Problem description:
Every line from the line containing "Extract the chart's" through the final line below is to be repeated exactly; no other line is.

----

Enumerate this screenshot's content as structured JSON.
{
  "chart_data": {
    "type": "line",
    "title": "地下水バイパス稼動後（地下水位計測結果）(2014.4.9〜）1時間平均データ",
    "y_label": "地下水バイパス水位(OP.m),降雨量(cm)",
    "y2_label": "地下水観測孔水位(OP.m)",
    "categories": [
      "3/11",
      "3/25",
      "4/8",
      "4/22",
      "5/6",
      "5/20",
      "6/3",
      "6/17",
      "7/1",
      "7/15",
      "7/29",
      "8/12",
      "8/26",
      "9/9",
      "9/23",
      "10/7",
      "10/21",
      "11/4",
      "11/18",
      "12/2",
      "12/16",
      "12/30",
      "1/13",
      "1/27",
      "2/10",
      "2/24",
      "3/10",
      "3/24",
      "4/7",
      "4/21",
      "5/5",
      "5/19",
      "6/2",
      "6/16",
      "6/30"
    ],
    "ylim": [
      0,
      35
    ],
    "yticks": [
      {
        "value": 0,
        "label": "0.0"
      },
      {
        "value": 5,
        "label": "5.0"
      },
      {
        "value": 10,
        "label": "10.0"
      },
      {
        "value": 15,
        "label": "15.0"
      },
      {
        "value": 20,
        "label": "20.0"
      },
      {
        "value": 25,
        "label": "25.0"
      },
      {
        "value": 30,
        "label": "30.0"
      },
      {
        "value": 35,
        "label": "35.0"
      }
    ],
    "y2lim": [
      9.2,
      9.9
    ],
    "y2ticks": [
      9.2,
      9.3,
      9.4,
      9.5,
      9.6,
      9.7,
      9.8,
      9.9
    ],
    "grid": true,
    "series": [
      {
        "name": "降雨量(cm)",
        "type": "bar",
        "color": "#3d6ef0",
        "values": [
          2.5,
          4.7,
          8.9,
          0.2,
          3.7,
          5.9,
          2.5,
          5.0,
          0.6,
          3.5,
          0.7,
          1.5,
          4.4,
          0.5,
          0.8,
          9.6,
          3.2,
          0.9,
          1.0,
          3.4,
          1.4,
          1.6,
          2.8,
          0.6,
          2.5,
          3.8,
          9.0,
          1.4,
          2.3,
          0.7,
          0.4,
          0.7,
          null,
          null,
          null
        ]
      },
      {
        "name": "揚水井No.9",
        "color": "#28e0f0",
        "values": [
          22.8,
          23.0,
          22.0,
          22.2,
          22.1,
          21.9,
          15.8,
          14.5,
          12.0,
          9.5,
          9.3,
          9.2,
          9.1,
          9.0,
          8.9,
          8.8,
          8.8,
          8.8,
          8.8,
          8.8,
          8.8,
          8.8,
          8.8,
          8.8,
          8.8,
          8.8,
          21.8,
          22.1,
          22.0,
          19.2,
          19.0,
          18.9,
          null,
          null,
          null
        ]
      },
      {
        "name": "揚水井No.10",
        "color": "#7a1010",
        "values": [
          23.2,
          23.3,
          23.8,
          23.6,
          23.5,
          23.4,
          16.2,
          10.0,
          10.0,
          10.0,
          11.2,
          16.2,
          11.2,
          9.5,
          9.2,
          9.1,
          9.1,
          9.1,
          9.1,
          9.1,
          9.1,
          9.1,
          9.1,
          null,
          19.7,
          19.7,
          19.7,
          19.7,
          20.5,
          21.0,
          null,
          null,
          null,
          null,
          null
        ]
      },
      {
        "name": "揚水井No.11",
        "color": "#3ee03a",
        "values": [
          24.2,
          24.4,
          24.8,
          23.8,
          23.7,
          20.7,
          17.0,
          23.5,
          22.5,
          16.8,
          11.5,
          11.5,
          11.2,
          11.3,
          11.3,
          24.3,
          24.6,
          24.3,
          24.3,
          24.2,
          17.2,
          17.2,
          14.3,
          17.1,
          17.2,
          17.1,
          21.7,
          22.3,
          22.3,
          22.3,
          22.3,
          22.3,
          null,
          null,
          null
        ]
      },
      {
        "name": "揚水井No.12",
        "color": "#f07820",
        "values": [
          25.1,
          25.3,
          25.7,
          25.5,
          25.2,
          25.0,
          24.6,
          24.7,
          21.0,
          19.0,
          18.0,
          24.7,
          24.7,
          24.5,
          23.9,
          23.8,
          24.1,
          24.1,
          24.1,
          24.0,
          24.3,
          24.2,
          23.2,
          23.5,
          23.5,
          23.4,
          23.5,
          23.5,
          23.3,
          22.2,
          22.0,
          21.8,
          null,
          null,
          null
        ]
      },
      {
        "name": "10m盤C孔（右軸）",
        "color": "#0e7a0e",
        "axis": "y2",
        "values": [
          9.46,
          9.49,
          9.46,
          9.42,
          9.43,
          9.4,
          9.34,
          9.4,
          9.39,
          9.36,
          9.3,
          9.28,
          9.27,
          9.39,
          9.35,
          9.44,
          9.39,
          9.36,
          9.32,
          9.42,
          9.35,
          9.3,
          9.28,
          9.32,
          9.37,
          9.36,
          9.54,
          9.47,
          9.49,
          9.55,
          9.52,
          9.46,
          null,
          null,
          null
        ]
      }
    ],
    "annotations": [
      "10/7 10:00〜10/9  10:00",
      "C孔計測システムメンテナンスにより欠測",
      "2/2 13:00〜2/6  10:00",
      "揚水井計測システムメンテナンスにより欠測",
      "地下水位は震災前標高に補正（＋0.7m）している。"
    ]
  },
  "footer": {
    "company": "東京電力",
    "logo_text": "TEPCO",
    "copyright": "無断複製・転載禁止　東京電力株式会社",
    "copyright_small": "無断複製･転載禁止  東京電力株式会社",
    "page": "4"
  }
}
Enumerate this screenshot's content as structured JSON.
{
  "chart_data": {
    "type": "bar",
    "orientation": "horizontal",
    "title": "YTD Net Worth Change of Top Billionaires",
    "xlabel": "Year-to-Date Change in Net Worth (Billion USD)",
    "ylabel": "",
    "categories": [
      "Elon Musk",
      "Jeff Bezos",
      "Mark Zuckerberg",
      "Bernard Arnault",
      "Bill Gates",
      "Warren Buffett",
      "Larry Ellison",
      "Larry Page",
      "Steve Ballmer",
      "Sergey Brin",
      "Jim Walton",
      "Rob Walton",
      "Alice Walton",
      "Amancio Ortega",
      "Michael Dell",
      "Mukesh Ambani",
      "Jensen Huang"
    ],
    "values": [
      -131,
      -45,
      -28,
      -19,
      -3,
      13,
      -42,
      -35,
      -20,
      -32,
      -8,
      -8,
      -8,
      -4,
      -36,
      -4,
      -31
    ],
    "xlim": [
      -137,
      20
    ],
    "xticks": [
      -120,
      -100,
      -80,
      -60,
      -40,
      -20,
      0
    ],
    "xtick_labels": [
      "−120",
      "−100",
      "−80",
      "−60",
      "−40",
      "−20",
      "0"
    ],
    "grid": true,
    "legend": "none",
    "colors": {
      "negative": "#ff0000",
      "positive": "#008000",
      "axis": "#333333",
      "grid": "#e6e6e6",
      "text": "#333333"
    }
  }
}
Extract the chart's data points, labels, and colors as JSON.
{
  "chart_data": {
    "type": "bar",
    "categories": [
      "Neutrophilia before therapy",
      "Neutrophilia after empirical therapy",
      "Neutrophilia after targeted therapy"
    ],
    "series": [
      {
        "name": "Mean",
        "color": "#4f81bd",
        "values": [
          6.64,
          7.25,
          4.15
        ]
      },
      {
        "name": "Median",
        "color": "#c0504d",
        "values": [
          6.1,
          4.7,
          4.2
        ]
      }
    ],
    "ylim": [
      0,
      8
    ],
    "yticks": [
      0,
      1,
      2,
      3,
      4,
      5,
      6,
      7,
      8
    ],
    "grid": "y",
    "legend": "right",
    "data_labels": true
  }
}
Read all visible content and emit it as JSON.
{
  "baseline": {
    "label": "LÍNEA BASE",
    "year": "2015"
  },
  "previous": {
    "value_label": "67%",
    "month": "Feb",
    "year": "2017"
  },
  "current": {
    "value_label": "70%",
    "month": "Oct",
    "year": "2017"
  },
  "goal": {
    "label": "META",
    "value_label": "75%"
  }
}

----

Response:
Extract the chart's data points, labels, and colors as JSON.
{
  "chart_data": {
    "type": "bar",
    "categories": [
      "Neutrophilia before therapy",
      "Neutrophilia after empirical therapy",
      "Neutrophilia after targeted therapy"
    ],
    "series": [
      {
        "name": "Mean",
        "color": "#4f81bd",
        "values": [
          6.64,
          7.25,
          4.15
        ]
      },
      {
        "name": "Median",
        "color": "#c0504d",
        "values": [
          6.1,
          4.7,
          4.2
        ]
      }
    ],
    "ylim": [
      0,
      8
    ],
    "yticks": [
      0,
      1,
      2,
      3,
      4,
      5,
      6,
      7,
      8
    ],
    "grid": "y",
    "legend": "right",
    "data_labels": true
  }
}
Read all visible content and emit it as JSON.
{
  "baseline": {
    "label": "LÍNEA BASE",
    "year": "2015"
  },
  "previous": {
    "value_label": "67%",
    "month": "Feb",
    "year": "2017"
  },
  "current": {
    "value_label": "70%",
    "month": "Oct",
    "year": "2017"
  },
  "goal": {
    "label": "META",
    "value_label": "75%"
  }
}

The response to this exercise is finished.